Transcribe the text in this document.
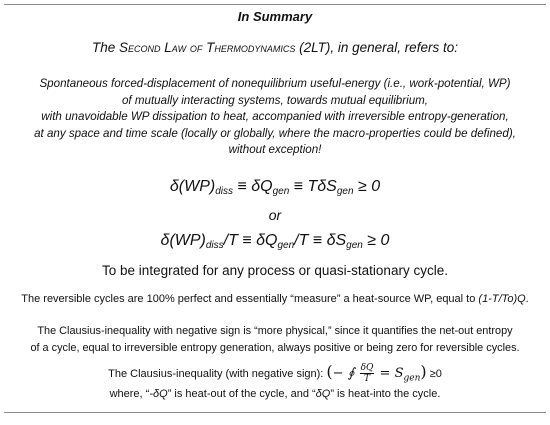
In Summary
The Second Law of Thermodynamics (2LT), in general, refers to:
Spontaneous forced-displacement of nonequilibrium useful-energy (i.e., work-potential, WP)
of mutually interacting systems, towards mutual equilibrium,
with unavoidable WP dissipation to heat, accompanied with irreversible entropy-generation,
at any space and time scale (locally or globally, where the macro-properties could be defined),
without exception!
$\delta(WP)_{diss} \equiv \delta Q_{gen} \equiv T\delta S_{gen} \ge 0$
or
$\delta(WP)_{diss}/T \equiv \delta Q_{gen}/T \equiv \delta S_{gen} \ge 0$
To be integrated for any process or quasi-stationary cycle.
The reversible cycles are 100% perfect and essentially “measure” a heat-source WP, equal to (1-T/To)Q.
The Clausius-inequality with negative sign is “more physical,” since it quantifies the net-out entropy
of a cycle, equal to irreversible entropy generation, always positive or being zero for reversible cycles.
The Clausius-inequality (with negative sign): (− ∮ $\frac{\delta Q}{T} = S_{gen}) \ge 0$
where, “-δQ” is heat-out of the cycle, and “δQ” is heat-into the cycle.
=====
What the task requires
Show every line in the records above that contains the word "cycles".

Complete answer
The reversible cycles are 100% perfect and essentially “measure” a heat-source WP, equal to (1-T/To)Q.
of a cycle, equal to irreversible entropy generation, always positive or being zero for reversible cycles.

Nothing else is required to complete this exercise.